-- START OF EXERCISE INPUT --

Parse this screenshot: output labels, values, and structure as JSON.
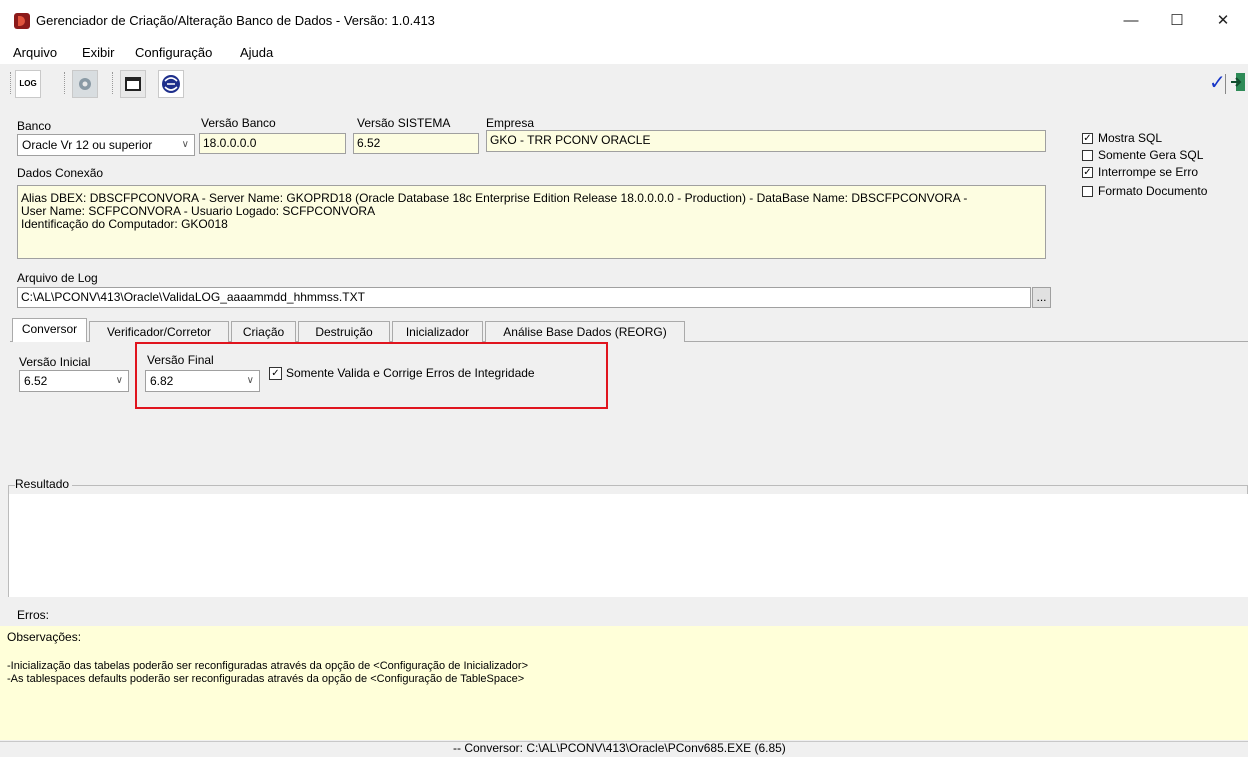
{
  "window": {
    "title": "Gerenciador de Criação/Alteração Banco de Dados - Versão: 1.0.413"
  },
  "menu": [
    "Arquivo",
    "Exibir",
    "Configuração",
    "Ajuda"
  ],
  "toolbar": {
    "log_label": "LOG"
  },
  "banco": {
    "label": "Banco",
    "value": "Oracle Vr 12 ou superior"
  },
  "versao_banco": {
    "label": "Versão Banco",
    "value": "18.0.0.0.0"
  },
  "versao_sistema": {
    "label": "Versão SISTEMA",
    "value": "6.52"
  },
  "empresa": {
    "label": "Empresa",
    "value": "GKO - TRR PCONV ORACLE"
  },
  "options": [
    {
      "label": "Mostra SQL",
      "checked": true
    },
    {
      "label": "Somente Gera SQL",
      "checked": false
    },
    {
      "label": "Interrompe se Erro",
      "checked": true
    },
    {
      "label": "Formato Documento",
      "checked": false
    }
  ],
  "dados_conexao": {
    "label": "Dados Conexão",
    "line1": "Alias DBEX: DBSCFPCONVORA - Server Name: GKOPRD18 (Oracle Database 18c Enterprise Edition Release 18.0.0.0.0 - Production) - DataBase Name: DBSCFPCONVORA -",
    "line2": "User Name: SCFPCONVORA - Usuario Logado: SCFPCONVORA",
    "line3": "Identificação do Computador: GKO018"
  },
  "arquivo_log": {
    "label": "Arquivo de Log",
    "value": "C:\\AL\\PCONV\\413\\Oracle\\ValidaLOG_aaaammdd_hhmmss.TXT",
    "browse": "..."
  },
  "tabs": [
    "Conversor",
    "Verificador/Corretor",
    "Criação",
    "Destruição",
    "Inicializador",
    "Análise Base Dados (REORG)"
  ],
  "conversor": {
    "versao_inicial": {
      "label": "Versão Inicial",
      "value": "6.52"
    },
    "versao_final": {
      "label": "Versão Final",
      "value": "6.82"
    },
    "somente_valida": {
      "label": "Somente Valida e Corrige Erros de Integridade",
      "checked": true
    }
  },
  "resultado": {
    "label": "Resultado"
  },
  "erros": {
    "label": "Erros:"
  },
  "observacoes": {
    "label": "Observações:",
    "line1": "-Inicialização das tabelas poderão ser reconfiguradas através da opção de <Configuração de Inicializador>",
    "line2": "-As tablespaces defaults poderão ser reconfiguradas através da opção de <Configuração de TableSpace>"
  },
  "statusbar": {
    "text": "-- Conversor: C:\\AL\\PCONV\\413\\Oracle\\PConv685.EXE (6.85)"
  },
  "colors": {
    "highlight": "#e0141e",
    "field_bg": "#fdfde1",
    "obs_bg": "#ffffd9"
  }
}
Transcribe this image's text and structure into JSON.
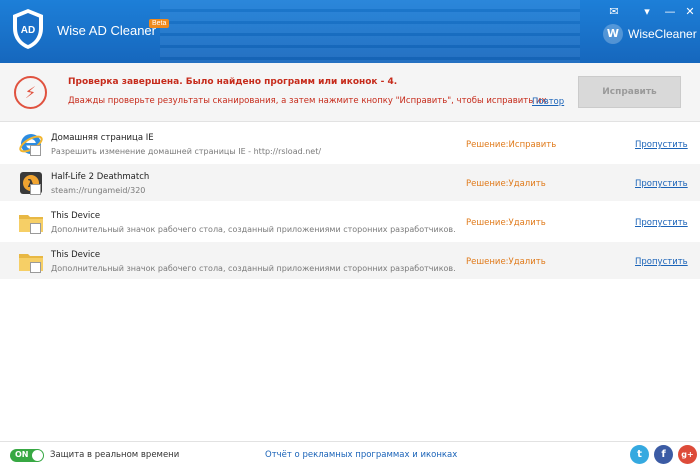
{
  "app": {
    "title": "Wise AD Cleaner",
    "beta": "Beta",
    "brand": "WiseCleaner",
    "brand_letter": "W"
  },
  "window_controls": [
    {
      "name": "feedback-icon",
      "glyph": "✉"
    },
    {
      "name": "menu-icon",
      "glyph": "▾"
    },
    {
      "name": "minimize-icon",
      "glyph": "—"
    },
    {
      "name": "close-icon",
      "glyph": "✕"
    }
  ],
  "status": {
    "title": "Проверка завершена. Было найдено программ или иконок - 4.",
    "subtitle": "Дважды проверьте результаты сканирования, а затем нажмите кнопку \"Исправить\", чтобы исправить их.",
    "rescan": "Повтор",
    "fix_button": "Исправить"
  },
  "items": [
    {
      "title": "Домашняя страница IE",
      "desc": "Разрешить изменение домашней страницы IE - http://rsload.net/",
      "decision": "Решение:Исправить",
      "skip": "Пропустить",
      "icon": "ie-icon"
    },
    {
      "title": "Half-Life 2 Deathmatch",
      "desc": "steam://rungameid/320",
      "decision": "Решение:Удалить",
      "skip": "Пропустить",
      "icon": "halflife-icon"
    },
    {
      "title": "This Device",
      "desc": "Дополнительный значок рабочего стола, созданный приложениями сторонних разработчиков.",
      "decision": "Решение:Удалить",
      "skip": "Пропустить",
      "icon": "folder-icon"
    },
    {
      "title": "This Device",
      "desc": "Дополнительный значок рабочего стола, созданный приложениями сторонних разработчиков.",
      "decision": "Решение:Удалить",
      "skip": "Пропустить",
      "icon": "folder-icon"
    }
  ],
  "footer": {
    "toggle": "ON",
    "realtime": "Защита в реальном времени",
    "report": "Отчёт о рекламных программах и иконках",
    "social": [
      {
        "name": "twitter-icon",
        "glyph": "t",
        "color": "#35a9e0"
      },
      {
        "name": "facebook-icon",
        "glyph": "f",
        "color": "#3b5ba4"
      },
      {
        "name": "googleplus-icon",
        "glyph": "g+",
        "color": "#dd4b39"
      }
    ]
  },
  "colors": {
    "header": "#1d7fd8",
    "error": "#c62b1b",
    "decision": "#e07a1a",
    "link": "#1a63b8",
    "toggle": "#37a843"
  }
}
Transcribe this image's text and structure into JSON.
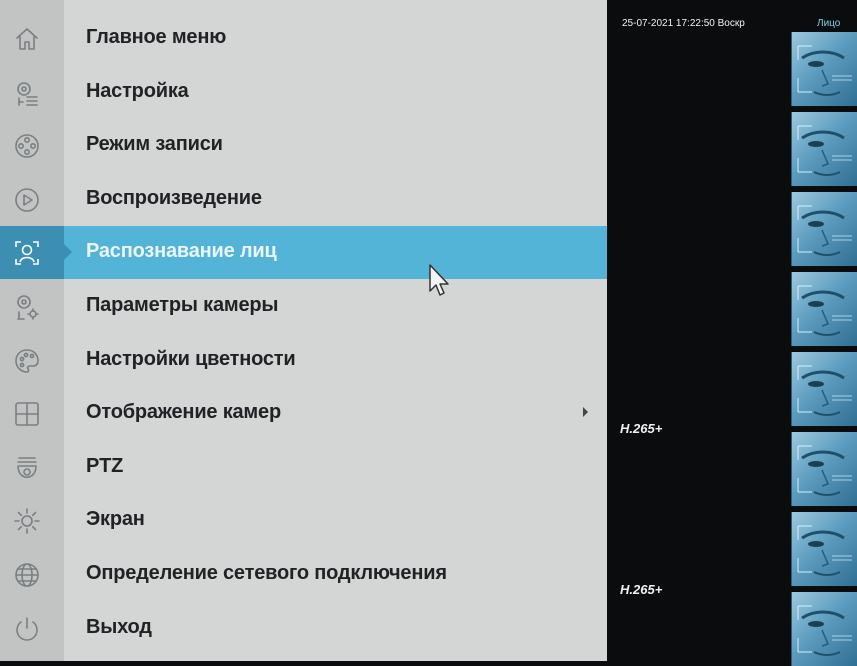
{
  "menu": {
    "items": [
      {
        "label": "Главное меню",
        "icon": "home-icon"
      },
      {
        "label": "Настройка",
        "icon": "camera-settings-icon"
      },
      {
        "label": "Режим записи",
        "icon": "film-reel-icon"
      },
      {
        "label": "Воспроизведение",
        "icon": "play-icon"
      },
      {
        "label": "Распознавание лиц",
        "icon": "face-recognition-icon"
      },
      {
        "label": "Параметры камеры",
        "icon": "camera-gear-icon"
      },
      {
        "label": "Настройки цветности",
        "icon": "palette-icon"
      },
      {
        "label": "Отображение камер",
        "icon": "grid-icon"
      },
      {
        "label": "PTZ",
        "icon": "ptz-camera-icon"
      },
      {
        "label": "Экран",
        "icon": "brightness-icon"
      },
      {
        "label": "Определение сетевого подключения",
        "icon": "globe-icon"
      },
      {
        "label": "Выход",
        "icon": "power-icon"
      }
    ],
    "active_index": 4,
    "submenu_index": 7
  },
  "video": {
    "datetime": "25-07-2021 17:22:50 Воскр",
    "face_label": "Лицо",
    "codec_1": "H.265+",
    "codec_2": "H.265+"
  },
  "colors": {
    "menu_bg": "#d4d6d6",
    "icon_column": "#c2c4c4",
    "active_bg": "#54b4d8",
    "active_tab": "#3c8fb2",
    "text": "#202325",
    "video_bg": "#0b0c0e"
  }
}
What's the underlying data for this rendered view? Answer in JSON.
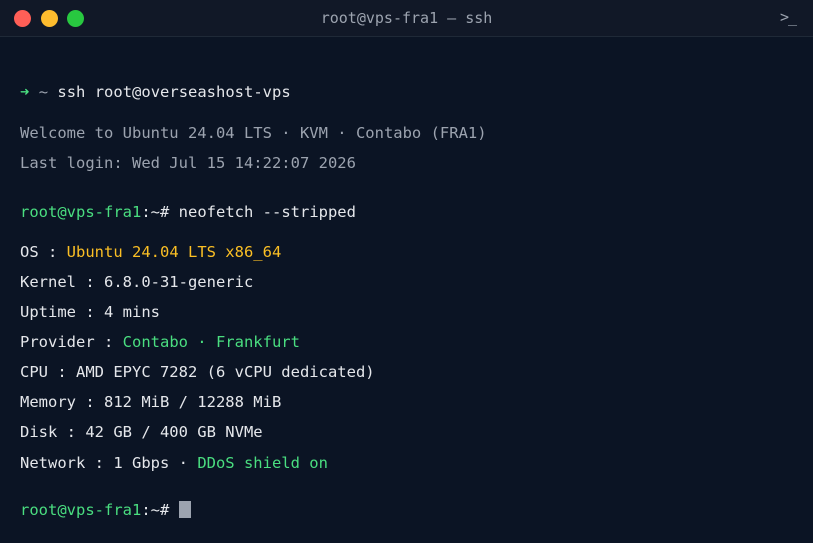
{
  "window": {
    "title": "root@vps-fra1 — ssh",
    "terminal_icon": "terminal-icon",
    "colors": {
      "background": "#0b1424",
      "titlebar": "#111827",
      "close": "#ff5f57",
      "minimize": "#febc2e",
      "maximize": "#28c840",
      "green": "#4ade80",
      "yellow": "#fbbf24",
      "dim": "#9ca3af"
    }
  },
  "terminal": {
    "ssh_line": {
      "arrow": "➜",
      "tilde": "~",
      "command": "ssh root@overseashost-vps"
    },
    "welcome": "Welcome to Ubuntu 24.04 LTS · KVM · Contabo (FRA1)",
    "last_login": "Last login: Wed Jul 15 14:22:07 2026",
    "prompt1": {
      "user_host": "root@vps-fra1",
      "suffix": ":~#",
      "command": "neofetch --stripped"
    },
    "info": {
      "os_key": "OS : ",
      "os_value": "Ubuntu 24.04 LTS x86_64",
      "kernel": "Kernel : 6.8.0-31-generic",
      "uptime": "Uptime : 4 mins",
      "provider_key": "Provider : ",
      "provider_value": "Contabo · Frankfurt",
      "cpu": "CPU : AMD EPYC 7282 (6 vCPU dedicated)",
      "memory": "Memory : 812 MiB / 12288 MiB",
      "disk": "Disk : 42 GB / 400 GB NVMe",
      "network_key": "Network : 1 Gbps · ",
      "network_value": "DDoS shield on"
    },
    "prompt2": {
      "user_host": "root@vps-fra1",
      "suffix": ":~#"
    }
  }
}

-- END OF EXERCISE INPUT --

= REQUIRED WORK =
Look through the entries above. Extract each line with the word "Configuração".

= THE COMPLETED TASK =
    "Configuração",
    "line1": "-Inicialização das tabelas poderão ser reconfiguradas através da opção de <Configuração de Inicializador>",
    "line2": "-As tablespaces defaults poderão ser reconfiguradas através da opção de <Configuração de TableSpace>"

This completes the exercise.